# SHORT EXERCISE
Give a count of the lines below that have the string "content" in them, with no other words.

Entries taken from a collection
========

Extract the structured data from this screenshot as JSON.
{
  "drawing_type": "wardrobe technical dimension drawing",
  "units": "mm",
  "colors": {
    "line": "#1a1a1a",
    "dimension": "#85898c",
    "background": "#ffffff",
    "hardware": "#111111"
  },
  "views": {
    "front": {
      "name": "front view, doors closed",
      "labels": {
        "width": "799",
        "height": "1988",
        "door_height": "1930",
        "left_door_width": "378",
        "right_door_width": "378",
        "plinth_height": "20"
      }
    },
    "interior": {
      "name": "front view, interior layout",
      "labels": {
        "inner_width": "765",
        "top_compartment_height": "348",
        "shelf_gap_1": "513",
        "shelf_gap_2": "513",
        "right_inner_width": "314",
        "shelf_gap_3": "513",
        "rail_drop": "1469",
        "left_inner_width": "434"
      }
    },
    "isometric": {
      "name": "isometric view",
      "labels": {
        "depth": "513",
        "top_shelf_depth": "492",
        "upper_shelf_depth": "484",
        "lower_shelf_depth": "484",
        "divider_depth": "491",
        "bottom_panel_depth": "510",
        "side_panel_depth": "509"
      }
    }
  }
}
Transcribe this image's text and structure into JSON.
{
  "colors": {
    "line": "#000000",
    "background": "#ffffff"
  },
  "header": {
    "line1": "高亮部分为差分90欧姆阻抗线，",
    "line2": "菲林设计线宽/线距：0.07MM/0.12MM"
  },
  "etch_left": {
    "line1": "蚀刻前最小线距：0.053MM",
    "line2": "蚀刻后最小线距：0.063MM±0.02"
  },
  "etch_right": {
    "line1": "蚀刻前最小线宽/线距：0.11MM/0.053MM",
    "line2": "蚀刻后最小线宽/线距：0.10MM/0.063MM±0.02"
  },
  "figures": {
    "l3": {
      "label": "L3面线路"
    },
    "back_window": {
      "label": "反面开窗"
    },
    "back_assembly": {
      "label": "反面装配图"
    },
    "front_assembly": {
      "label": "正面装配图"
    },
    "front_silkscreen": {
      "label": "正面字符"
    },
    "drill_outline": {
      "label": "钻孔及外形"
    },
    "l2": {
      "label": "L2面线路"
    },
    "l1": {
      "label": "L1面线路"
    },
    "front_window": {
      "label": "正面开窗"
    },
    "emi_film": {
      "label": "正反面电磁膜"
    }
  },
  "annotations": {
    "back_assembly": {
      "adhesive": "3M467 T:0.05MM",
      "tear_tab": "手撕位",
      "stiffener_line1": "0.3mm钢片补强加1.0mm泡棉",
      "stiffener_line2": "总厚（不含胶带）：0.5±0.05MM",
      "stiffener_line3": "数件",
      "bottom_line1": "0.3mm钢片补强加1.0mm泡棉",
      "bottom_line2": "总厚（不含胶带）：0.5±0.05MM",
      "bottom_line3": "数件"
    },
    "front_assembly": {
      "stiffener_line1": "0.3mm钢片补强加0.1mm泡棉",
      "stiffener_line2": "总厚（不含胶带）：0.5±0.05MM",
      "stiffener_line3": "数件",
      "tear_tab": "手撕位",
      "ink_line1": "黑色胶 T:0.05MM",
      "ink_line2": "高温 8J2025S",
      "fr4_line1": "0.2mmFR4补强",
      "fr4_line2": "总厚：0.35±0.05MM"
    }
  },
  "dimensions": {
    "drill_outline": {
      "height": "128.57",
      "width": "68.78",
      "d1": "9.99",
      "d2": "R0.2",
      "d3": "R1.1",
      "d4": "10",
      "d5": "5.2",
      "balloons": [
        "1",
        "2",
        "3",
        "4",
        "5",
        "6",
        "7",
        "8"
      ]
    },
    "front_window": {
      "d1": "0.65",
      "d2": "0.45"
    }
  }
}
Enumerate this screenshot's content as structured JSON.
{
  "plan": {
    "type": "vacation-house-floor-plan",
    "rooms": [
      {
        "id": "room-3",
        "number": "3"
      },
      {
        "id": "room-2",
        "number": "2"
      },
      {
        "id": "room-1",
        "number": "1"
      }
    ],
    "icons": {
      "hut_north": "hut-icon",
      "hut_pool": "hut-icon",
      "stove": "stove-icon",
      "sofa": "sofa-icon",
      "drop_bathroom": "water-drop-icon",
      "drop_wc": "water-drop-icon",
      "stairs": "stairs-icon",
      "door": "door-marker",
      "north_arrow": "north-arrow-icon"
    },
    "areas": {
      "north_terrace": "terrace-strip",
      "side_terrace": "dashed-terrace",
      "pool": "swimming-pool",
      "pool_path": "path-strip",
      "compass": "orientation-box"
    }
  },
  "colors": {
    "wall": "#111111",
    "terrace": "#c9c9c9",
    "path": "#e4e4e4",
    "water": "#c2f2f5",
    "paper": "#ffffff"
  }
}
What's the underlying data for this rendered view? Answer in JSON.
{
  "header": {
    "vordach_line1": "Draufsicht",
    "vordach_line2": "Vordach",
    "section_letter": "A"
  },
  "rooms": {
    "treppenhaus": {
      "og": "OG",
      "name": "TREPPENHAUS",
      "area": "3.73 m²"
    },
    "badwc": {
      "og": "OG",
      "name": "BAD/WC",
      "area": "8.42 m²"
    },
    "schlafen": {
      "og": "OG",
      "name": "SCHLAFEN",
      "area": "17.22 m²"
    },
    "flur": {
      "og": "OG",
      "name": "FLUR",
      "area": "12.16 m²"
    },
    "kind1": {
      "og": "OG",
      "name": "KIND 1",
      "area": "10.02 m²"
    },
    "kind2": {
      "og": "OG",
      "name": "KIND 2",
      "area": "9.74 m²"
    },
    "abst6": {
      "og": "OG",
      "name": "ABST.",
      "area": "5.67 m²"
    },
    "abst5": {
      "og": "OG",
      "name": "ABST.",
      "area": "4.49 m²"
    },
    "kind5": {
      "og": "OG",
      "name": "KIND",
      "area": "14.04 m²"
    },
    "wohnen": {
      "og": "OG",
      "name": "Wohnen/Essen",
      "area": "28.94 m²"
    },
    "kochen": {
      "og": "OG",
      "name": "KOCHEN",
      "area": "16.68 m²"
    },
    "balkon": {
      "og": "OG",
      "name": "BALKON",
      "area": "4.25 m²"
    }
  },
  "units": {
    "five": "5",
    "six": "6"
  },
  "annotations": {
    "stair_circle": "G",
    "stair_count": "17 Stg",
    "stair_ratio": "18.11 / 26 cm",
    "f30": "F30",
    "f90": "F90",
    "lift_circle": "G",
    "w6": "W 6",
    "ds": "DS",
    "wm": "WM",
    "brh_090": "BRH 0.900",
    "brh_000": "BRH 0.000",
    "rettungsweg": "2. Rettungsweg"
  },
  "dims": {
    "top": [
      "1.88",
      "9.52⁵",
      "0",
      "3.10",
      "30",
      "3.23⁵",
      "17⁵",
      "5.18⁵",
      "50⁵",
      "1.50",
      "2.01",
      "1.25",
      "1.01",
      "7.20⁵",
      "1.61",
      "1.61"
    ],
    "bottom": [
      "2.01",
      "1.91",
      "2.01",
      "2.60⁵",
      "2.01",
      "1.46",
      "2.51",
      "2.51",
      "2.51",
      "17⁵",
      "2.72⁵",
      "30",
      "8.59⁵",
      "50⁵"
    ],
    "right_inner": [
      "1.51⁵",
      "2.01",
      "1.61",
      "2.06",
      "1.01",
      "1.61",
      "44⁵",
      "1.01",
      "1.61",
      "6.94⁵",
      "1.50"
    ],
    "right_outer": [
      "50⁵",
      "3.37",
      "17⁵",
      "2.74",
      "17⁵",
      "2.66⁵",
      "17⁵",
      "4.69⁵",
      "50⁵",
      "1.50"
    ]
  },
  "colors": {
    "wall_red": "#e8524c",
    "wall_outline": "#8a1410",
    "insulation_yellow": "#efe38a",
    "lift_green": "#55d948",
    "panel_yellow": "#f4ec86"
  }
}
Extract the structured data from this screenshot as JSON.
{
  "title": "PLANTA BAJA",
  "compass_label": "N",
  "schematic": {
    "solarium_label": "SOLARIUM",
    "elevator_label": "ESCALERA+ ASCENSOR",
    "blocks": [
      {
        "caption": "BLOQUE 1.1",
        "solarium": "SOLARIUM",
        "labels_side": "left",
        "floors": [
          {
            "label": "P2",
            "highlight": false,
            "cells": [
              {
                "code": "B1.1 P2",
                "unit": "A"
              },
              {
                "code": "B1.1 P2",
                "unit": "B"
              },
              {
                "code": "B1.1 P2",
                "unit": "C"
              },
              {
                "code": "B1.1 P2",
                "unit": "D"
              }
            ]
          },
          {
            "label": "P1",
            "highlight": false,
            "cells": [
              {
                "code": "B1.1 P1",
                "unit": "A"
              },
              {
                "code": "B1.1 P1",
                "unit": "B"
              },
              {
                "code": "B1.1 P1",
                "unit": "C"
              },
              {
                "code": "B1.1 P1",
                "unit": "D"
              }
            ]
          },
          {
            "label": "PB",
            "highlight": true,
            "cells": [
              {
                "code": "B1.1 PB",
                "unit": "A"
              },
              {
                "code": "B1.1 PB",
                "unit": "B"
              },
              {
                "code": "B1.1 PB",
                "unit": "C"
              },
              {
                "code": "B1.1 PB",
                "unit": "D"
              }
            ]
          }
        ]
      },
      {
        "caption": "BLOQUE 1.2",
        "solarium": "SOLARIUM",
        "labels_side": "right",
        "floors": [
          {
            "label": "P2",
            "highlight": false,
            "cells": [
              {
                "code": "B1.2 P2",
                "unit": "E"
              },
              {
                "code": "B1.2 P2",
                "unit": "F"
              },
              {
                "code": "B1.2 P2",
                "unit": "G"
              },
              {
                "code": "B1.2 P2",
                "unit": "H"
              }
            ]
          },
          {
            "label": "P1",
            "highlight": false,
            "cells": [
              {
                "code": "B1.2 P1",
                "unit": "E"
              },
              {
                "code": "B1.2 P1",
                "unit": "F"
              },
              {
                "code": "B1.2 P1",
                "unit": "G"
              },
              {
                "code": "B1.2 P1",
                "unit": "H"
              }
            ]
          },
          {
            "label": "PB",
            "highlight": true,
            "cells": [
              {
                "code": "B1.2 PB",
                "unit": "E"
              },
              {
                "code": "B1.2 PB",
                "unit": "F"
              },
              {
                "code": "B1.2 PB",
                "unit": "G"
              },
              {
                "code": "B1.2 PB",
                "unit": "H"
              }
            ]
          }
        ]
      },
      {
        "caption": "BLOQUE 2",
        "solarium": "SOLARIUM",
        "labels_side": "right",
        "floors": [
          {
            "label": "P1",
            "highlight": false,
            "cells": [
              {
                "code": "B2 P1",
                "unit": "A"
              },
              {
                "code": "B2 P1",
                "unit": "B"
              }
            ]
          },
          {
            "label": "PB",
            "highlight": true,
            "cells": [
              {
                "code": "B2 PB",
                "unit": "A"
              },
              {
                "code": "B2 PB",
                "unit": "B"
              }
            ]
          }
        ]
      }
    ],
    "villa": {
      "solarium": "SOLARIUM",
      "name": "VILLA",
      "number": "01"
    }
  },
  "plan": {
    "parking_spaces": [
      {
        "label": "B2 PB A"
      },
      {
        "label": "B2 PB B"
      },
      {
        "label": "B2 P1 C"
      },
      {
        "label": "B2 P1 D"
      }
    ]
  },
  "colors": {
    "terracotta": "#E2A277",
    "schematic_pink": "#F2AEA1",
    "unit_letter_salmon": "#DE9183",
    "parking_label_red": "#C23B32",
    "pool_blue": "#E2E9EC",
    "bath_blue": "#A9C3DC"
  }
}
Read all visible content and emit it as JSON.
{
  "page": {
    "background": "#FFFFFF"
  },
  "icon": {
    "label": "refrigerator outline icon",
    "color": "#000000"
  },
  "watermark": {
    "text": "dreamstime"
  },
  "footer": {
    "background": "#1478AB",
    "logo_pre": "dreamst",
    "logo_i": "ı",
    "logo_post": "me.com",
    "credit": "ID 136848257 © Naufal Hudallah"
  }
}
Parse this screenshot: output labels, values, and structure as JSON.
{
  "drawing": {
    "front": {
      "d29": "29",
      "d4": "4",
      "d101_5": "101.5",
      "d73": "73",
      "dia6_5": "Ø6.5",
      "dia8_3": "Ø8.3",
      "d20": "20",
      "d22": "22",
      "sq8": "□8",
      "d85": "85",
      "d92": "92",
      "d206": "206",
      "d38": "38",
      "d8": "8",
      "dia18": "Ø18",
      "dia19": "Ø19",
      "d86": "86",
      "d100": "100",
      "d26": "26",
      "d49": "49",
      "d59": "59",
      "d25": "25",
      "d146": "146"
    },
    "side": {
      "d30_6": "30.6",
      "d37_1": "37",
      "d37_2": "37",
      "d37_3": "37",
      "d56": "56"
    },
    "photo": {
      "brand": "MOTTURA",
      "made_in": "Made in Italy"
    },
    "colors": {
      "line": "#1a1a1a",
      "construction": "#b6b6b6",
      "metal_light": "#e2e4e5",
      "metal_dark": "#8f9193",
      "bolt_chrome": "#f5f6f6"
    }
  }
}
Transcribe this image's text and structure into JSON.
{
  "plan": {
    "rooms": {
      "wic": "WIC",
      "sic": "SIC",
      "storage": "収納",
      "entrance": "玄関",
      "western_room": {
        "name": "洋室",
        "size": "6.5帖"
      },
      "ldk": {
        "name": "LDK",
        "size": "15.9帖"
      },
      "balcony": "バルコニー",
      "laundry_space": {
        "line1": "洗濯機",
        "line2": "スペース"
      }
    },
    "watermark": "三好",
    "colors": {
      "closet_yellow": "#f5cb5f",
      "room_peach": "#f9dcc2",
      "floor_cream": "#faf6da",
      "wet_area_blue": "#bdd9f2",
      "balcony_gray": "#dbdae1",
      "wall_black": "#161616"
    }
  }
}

========

# PROBLEM SOLUTION
2